§ **Task prompt**
Repeat each entry word for word. Leave any images out of the copy.
Start of Provided data
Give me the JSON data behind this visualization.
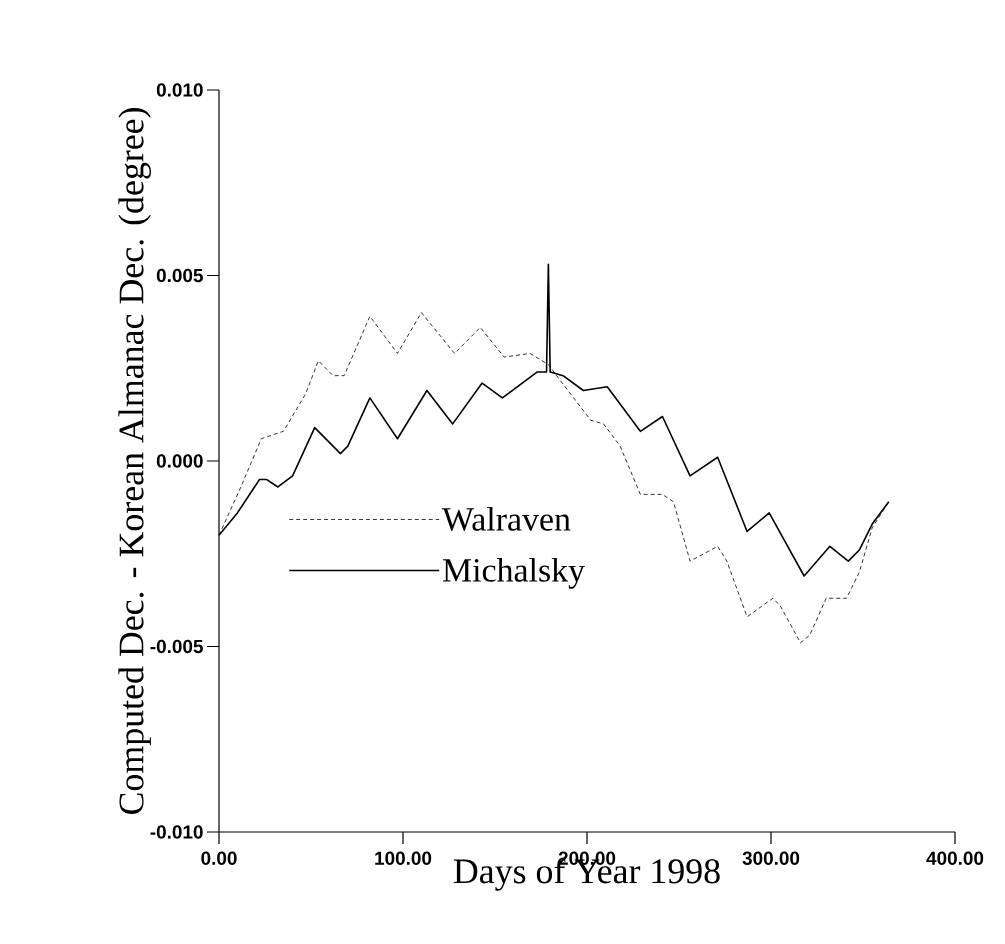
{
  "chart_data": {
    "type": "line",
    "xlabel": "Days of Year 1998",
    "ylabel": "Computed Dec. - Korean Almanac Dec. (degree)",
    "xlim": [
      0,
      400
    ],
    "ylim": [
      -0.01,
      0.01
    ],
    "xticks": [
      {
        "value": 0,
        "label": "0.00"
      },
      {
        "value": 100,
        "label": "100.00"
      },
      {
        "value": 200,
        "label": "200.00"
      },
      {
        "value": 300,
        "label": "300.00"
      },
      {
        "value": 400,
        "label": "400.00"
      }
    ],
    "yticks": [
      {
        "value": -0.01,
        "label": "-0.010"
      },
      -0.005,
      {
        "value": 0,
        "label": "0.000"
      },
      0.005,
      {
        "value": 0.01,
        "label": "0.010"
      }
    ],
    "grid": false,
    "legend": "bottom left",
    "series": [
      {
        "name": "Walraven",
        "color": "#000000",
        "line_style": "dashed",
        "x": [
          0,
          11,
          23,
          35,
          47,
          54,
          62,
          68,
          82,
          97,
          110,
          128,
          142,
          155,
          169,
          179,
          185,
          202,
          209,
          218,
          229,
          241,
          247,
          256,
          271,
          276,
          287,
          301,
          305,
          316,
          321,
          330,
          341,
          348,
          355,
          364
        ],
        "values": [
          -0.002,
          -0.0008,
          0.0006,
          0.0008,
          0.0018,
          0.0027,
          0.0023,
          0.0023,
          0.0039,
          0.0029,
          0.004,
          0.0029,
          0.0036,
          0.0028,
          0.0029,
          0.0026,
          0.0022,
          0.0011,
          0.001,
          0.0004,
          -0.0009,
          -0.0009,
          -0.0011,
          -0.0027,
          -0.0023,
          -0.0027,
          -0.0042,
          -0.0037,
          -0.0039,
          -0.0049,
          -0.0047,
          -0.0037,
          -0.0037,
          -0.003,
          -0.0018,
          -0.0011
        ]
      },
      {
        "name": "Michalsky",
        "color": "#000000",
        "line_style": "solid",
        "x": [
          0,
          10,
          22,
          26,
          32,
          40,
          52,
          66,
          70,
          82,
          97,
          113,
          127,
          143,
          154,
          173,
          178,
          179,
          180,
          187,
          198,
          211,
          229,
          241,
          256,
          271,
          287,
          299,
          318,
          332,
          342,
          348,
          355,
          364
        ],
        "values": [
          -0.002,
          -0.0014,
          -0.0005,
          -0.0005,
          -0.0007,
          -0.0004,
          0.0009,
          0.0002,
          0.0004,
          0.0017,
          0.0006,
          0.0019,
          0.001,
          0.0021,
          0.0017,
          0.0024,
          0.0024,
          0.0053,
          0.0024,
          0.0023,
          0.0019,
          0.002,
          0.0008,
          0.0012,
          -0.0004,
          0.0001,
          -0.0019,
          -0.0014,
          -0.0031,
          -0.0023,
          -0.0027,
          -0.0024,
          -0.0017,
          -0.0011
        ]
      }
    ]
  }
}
End of Provided data
§ **Output**
Give me the JSON data behind this visualization.
{
  "chart_data": {
    "type": "line",
    "xlabel": "Days of Year 1998",
    "ylabel": "Computed Dec. - Korean Almanac Dec. (degree)",
    "xlim": [
      0,
      400
    ],
    "ylim": [
      -0.01,
      0.01
    ],
    "xticks": [
      {
        "value": 0,
        "label": "0.00"
      },
      {
        "value": 100,
        "label": "100.00"
      },
      {
        "value": 200,
        "label": "200.00"
      },
      {
        "value": 300,
        "label": "300.00"
      },
      {
        "value": 400,
        "label": "400.00"
      }
    ],
    "yticks": [
      {
        "value": -0.01,
        "label": "-0.010"
      },
      -0.005,
      {
        "value": 0,
        "label": "0.000"
      },
      0.005,
      {
        "value": 0.01,
        "label": "0.010"
      }
    ],
    "grid": false,
    "legend": "bottom left",
    "series": [
      {
        "name": "Walraven",
        "color": "#000000",
        "line_style": "dashed",
        "x": [
          0,
          11,
          23,
          35,
          47,
          54,
          62,
          68,
          82,
          97,
          110,
          128,
          142,
          155,
          169,
          179,
          185,
          202,
          209,
          218,
          229,
          241,
          247,
          256,
          271,
          276,
          287,
          301,
          305,
          316,
          321,
          330,
          341,
          348,
          355,
          364
        ],
        "values": [
          -0.002,
          -0.0008,
          0.0006,
          0.0008,
          0.0018,
          0.0027,
          0.0023,
          0.0023,
          0.0039,
          0.0029,
          0.004,
          0.0029,
          0.0036,
          0.0028,
          0.0029,
          0.0026,
          0.0022,
          0.0011,
          0.001,
          0.0004,
          -0.0009,
          -0.0009,
          -0.0011,
          -0.0027,
          -0.0023,
          -0.0027,
          -0.0042,
          -0.0037,
          -0.0039,
          -0.0049,
          -0.0047,
          -0.0037,
          -0.0037,
          -0.003,
          -0.0018,
          -0.0011
        ]
      },
      {
        "name": "Michalsky",
        "color": "#000000",
        "line_style": "solid",
        "x": [
          0,
          10,
          22,
          26,
          32,
          40,
          52,
          66,
          70,
          82,
          97,
          113,
          127,
          143,
          154,
          173,
          178,
          179,
          180,
          187,
          198,
          211,
          229,
          241,
          256,
          271,
          287,
          299,
          318,
          332,
          342,
          348,
          355,
          364
        ],
        "values": [
          -0.002,
          -0.0014,
          -0.0005,
          -0.0005,
          -0.0007,
          -0.0004,
          0.0009,
          0.0002,
          0.0004,
          0.0017,
          0.0006,
          0.0019,
          0.001,
          0.0021,
          0.0017,
          0.0024,
          0.0024,
          0.0053,
          0.0024,
          0.0023,
          0.0019,
          0.002,
          0.0008,
          0.0012,
          -0.0004,
          0.0001,
          -0.0019,
          -0.0014,
          -0.0031,
          -0.0023,
          -0.0027,
          -0.0024,
          -0.0017,
          -0.0011
        ]
      }
    ]
  }
}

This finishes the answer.